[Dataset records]
-- BEGIN --
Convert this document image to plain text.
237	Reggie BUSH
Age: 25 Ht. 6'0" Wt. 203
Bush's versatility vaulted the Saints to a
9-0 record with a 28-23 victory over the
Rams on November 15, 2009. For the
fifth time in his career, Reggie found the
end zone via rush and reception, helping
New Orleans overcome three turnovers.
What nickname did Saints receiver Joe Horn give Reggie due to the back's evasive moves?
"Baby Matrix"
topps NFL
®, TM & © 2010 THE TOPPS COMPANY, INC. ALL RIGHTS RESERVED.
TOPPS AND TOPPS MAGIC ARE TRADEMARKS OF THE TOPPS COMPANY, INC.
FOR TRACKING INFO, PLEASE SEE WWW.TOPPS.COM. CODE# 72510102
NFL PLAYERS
-- END --
[Problem to solve] Look through the entries above; copy every line holding the string "Saints".

[Finished answer]
Bush's versatility vaulted the Saints to a
What nickname did Saints receiver Joe Horn give Reggie due to the back's evasive moves?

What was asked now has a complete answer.